CHALLENGE | Separate out the lines that hold "letter".

DATA PROVIDED |
-- Start --
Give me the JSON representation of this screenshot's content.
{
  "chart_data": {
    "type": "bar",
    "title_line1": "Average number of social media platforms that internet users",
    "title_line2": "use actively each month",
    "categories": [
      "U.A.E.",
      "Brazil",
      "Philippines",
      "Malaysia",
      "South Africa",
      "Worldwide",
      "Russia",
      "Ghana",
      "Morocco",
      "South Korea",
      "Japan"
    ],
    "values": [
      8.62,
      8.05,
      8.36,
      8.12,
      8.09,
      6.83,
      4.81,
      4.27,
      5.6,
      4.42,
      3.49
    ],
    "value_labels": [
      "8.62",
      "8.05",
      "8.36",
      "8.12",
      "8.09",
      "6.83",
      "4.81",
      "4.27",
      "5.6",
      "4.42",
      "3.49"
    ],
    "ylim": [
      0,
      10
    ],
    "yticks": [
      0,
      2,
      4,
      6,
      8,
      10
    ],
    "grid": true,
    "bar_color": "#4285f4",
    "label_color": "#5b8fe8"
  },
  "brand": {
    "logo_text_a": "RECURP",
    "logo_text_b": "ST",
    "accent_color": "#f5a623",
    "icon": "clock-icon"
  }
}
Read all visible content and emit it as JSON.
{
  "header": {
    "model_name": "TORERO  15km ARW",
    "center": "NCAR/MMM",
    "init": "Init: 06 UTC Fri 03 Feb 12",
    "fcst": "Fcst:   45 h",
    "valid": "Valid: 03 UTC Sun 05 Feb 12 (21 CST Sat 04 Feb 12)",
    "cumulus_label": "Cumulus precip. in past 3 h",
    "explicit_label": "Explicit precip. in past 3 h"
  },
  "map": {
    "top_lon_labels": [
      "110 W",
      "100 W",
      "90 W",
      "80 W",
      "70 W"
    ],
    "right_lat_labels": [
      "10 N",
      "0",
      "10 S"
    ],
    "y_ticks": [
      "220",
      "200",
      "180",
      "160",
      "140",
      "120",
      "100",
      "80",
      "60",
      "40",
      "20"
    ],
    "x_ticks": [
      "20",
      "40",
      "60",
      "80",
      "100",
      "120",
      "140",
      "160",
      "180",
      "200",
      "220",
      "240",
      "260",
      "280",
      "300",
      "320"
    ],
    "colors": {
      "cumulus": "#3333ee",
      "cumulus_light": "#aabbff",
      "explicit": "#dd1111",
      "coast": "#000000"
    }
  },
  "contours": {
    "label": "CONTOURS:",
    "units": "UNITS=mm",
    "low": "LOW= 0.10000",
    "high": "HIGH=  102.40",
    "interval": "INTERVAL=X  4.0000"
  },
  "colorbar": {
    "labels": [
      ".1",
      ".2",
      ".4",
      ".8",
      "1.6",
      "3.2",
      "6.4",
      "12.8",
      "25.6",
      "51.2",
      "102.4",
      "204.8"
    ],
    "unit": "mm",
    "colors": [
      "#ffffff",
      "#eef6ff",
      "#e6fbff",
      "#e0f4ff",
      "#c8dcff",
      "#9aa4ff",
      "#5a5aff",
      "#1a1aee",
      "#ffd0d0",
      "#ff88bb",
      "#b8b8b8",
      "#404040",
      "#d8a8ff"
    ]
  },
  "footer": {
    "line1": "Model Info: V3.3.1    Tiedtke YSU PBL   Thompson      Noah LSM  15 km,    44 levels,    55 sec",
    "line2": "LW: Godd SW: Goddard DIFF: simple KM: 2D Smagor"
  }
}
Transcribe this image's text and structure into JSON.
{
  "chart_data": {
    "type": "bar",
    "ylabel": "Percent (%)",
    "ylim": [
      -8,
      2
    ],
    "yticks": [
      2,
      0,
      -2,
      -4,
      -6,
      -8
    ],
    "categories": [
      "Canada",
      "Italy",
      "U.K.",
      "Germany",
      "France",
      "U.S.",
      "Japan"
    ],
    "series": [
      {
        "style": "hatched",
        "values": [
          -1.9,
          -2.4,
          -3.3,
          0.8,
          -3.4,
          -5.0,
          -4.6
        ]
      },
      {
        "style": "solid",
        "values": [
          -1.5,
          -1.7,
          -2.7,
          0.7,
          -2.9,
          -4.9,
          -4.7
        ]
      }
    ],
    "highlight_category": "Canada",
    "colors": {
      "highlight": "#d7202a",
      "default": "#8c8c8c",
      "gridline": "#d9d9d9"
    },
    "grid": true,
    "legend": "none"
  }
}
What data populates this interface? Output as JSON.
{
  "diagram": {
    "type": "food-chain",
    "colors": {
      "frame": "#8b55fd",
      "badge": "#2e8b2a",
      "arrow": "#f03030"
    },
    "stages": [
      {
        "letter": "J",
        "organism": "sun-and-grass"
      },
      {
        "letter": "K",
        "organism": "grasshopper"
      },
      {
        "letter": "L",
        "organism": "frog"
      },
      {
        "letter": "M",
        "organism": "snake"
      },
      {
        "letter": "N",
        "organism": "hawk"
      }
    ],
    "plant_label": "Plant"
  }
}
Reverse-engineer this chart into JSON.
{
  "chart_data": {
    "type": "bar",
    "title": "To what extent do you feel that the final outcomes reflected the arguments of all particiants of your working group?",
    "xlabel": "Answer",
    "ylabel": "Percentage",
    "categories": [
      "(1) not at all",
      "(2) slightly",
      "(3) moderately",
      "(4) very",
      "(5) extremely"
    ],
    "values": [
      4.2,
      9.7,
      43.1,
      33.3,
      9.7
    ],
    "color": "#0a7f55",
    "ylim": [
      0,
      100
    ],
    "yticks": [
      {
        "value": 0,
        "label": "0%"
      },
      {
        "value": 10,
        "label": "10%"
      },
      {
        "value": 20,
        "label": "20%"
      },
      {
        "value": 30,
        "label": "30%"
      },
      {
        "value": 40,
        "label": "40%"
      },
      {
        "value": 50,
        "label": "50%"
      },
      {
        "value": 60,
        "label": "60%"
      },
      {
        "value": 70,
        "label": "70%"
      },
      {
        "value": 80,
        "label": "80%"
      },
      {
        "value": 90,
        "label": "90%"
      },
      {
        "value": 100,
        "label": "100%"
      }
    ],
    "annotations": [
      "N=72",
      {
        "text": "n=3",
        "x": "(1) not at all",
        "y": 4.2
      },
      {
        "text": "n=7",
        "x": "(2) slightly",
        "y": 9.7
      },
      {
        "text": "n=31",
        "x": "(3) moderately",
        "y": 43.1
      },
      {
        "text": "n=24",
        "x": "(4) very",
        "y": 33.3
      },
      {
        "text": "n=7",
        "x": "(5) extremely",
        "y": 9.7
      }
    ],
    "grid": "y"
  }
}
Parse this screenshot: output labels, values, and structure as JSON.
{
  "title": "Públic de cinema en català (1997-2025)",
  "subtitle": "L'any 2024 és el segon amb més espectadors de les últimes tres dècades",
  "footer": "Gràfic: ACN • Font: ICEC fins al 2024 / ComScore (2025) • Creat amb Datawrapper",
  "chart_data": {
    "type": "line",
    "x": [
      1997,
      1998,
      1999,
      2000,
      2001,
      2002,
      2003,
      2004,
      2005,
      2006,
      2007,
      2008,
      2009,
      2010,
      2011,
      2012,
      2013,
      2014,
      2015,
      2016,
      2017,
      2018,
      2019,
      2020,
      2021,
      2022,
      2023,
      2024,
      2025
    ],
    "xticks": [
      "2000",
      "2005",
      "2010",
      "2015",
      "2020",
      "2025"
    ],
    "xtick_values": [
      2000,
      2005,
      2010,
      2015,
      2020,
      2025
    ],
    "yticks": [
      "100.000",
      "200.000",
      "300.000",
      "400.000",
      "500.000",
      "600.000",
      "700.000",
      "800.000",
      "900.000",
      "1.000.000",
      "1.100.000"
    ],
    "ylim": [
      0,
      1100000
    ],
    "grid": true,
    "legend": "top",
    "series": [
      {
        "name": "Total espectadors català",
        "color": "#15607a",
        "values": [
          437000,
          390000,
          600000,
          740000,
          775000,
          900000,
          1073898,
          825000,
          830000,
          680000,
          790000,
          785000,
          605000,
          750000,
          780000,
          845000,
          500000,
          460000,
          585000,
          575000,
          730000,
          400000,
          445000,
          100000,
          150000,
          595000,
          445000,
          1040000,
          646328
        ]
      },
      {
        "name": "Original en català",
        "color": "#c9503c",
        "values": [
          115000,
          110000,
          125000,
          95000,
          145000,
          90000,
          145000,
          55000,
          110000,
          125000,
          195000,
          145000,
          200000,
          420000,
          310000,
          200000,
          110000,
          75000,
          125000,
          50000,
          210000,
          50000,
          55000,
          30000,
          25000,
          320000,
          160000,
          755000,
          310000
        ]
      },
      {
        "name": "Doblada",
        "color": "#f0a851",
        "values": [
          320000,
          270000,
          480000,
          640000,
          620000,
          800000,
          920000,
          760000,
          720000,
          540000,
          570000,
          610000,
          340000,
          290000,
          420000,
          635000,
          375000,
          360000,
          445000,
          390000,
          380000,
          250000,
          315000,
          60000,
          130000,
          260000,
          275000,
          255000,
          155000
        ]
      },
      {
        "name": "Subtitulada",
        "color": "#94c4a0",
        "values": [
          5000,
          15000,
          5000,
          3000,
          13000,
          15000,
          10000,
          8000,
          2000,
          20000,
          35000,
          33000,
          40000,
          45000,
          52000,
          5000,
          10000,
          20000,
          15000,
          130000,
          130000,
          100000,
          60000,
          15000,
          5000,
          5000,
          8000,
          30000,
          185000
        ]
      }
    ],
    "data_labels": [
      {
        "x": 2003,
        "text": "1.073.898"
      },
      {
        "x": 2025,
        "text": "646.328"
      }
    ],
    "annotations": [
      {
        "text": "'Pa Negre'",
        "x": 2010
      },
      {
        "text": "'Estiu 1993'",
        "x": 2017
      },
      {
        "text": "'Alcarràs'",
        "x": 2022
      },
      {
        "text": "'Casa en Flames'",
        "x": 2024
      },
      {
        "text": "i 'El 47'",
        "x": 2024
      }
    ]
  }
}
-- End --
REPLY |
        "letter": "J",
        "letter": "K",
        "letter": "L",
        "letter": "M",
        "letter": "N",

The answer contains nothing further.